Pick out each line containing the string "JSON" and copy it.
================================
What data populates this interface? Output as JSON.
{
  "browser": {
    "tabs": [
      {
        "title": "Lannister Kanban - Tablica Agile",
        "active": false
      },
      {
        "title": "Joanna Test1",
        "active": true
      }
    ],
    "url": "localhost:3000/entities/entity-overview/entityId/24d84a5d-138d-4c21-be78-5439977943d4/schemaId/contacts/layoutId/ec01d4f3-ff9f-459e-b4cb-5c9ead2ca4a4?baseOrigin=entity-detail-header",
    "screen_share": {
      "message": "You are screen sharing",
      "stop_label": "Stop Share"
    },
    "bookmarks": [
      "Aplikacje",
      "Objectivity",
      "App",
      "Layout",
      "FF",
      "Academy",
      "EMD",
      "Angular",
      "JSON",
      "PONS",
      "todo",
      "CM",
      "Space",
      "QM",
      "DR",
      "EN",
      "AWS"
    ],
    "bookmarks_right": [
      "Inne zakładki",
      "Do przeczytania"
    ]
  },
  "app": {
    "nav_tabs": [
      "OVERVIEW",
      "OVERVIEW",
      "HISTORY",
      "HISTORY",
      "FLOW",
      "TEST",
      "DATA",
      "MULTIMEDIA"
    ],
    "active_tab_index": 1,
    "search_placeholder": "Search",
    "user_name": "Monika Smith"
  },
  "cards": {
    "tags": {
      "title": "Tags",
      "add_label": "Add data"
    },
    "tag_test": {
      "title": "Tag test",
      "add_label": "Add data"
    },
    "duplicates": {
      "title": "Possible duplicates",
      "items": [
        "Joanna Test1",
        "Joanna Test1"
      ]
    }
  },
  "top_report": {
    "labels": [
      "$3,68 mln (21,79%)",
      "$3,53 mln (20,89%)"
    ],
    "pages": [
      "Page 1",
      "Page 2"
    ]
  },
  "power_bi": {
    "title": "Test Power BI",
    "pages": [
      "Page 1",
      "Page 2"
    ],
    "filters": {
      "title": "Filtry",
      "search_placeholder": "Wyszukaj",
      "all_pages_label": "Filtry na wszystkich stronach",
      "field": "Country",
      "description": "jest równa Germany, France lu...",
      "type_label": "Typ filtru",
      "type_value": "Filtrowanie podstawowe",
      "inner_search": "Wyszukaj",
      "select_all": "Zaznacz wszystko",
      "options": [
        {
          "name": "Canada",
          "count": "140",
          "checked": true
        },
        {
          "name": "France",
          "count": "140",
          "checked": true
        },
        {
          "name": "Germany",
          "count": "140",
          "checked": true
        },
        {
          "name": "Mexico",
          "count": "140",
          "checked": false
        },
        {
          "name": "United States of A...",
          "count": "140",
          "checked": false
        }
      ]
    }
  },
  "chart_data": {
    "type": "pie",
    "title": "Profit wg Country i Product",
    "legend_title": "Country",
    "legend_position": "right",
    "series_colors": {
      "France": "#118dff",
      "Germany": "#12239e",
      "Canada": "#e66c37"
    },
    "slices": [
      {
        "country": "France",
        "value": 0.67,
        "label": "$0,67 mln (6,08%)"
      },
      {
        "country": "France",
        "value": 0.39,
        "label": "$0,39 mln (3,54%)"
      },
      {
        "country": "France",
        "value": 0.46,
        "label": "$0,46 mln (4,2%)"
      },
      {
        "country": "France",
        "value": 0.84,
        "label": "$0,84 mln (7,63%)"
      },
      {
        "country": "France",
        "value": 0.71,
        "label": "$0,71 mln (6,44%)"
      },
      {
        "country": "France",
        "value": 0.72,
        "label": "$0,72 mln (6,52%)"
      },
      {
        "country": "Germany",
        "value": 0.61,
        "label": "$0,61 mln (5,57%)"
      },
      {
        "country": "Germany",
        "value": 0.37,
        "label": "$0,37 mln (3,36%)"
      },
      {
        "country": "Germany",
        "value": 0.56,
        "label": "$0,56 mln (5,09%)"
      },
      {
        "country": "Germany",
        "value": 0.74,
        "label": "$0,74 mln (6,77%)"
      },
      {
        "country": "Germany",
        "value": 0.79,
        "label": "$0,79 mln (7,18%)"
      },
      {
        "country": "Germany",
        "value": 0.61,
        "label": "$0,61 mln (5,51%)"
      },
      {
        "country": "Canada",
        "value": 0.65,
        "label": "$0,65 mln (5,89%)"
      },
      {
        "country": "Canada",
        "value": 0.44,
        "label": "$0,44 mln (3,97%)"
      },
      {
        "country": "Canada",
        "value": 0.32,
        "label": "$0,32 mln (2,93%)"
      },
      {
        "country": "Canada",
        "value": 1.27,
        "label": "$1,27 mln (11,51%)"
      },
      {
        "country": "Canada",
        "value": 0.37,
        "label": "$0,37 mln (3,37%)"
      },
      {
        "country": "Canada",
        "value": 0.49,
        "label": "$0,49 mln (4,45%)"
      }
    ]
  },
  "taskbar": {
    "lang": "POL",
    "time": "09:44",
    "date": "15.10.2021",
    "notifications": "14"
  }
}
================================
* _Solution to this problem_
What data populates this interface? Output as JSON.
      "JSON",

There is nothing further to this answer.